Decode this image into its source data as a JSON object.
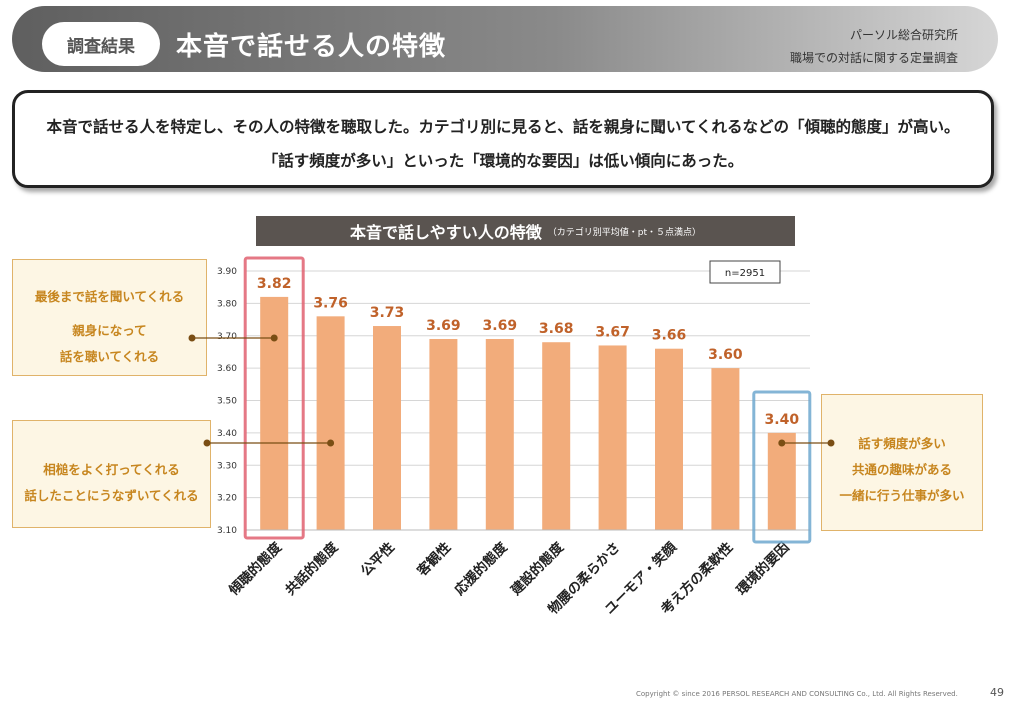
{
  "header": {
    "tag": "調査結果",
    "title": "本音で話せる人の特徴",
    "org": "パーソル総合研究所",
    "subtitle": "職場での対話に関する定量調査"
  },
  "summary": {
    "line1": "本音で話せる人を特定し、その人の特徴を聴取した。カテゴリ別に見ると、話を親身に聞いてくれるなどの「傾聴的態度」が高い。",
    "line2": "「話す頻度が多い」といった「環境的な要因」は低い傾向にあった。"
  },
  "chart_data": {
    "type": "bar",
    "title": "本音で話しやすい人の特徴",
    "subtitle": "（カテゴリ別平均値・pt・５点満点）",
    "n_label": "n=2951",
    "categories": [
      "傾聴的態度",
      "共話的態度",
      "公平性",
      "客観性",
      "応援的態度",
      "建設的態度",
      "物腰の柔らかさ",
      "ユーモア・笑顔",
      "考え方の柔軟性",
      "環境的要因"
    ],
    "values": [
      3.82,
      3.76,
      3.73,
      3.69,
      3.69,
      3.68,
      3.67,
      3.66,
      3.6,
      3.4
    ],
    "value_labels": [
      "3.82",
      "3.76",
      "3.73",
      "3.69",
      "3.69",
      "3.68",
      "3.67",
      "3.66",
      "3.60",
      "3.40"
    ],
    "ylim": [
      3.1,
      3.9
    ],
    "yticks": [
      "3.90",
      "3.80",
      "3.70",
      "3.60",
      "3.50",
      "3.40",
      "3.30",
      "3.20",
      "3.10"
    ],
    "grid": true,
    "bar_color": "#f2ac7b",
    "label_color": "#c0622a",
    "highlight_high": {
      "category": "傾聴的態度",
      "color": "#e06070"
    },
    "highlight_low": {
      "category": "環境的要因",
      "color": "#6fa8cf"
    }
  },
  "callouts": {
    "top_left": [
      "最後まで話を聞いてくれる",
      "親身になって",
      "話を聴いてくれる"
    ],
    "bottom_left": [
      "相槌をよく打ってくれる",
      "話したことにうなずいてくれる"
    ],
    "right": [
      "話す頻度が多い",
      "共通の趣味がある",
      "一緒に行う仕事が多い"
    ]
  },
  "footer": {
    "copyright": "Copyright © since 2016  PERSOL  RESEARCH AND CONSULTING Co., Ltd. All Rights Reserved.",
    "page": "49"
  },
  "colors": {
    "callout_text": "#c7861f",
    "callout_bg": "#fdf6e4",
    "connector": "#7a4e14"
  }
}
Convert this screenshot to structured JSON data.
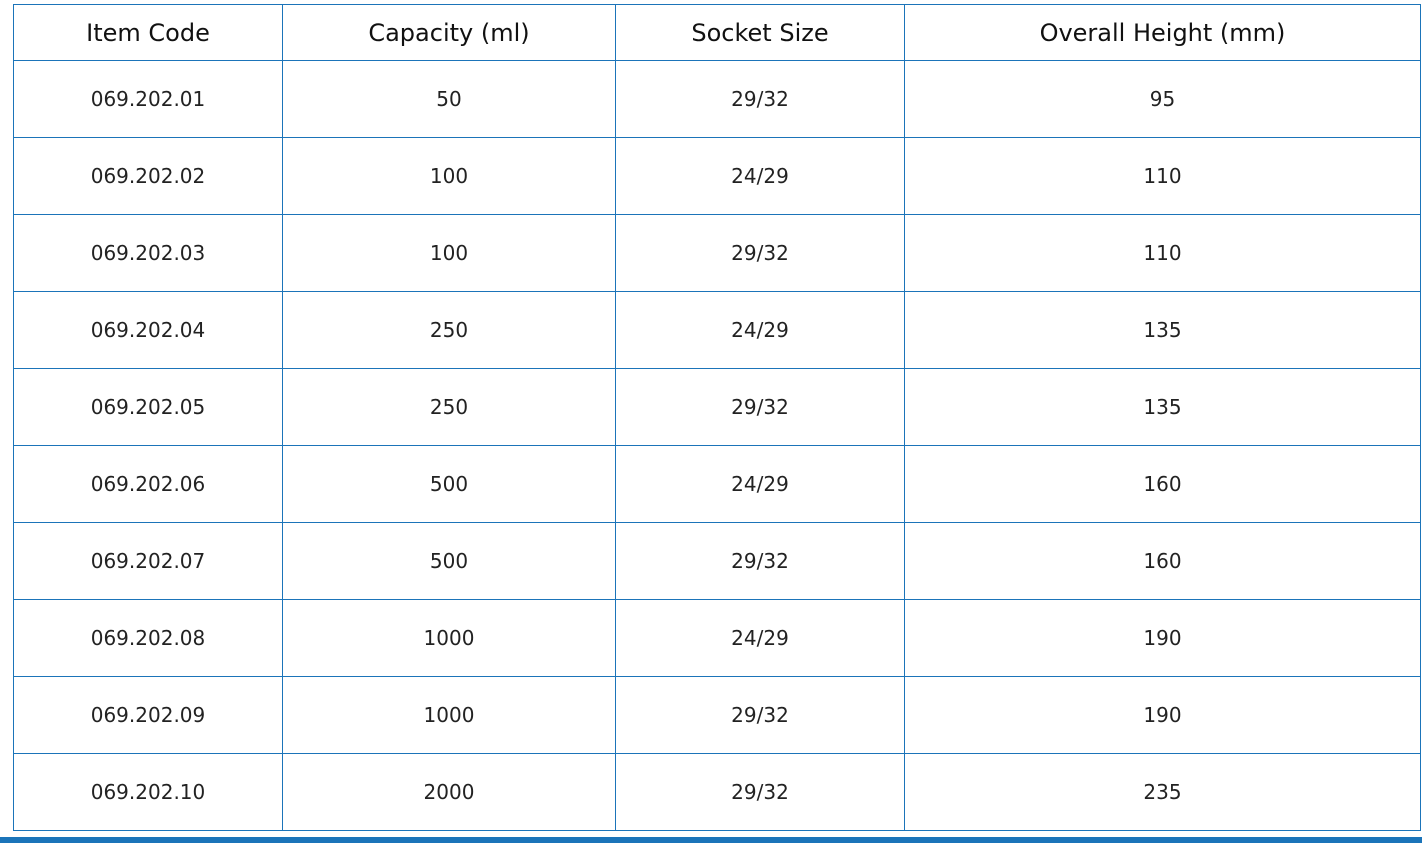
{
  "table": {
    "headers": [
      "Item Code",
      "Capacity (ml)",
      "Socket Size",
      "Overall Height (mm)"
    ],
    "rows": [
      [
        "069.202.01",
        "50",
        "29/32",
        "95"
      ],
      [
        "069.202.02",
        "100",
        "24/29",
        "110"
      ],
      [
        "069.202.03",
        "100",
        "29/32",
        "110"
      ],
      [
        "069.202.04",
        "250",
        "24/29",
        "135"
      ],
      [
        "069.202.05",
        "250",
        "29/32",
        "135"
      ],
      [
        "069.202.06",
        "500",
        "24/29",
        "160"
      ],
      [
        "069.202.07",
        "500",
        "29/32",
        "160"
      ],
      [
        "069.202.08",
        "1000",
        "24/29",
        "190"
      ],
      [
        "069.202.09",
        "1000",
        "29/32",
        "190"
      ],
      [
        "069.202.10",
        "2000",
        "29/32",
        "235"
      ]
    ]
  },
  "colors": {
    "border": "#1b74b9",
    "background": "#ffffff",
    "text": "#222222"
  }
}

• **Exercise goal**
Your answer should be a single number: how many lines in the data above include "話す頻度が多い"?

• **The solution**
2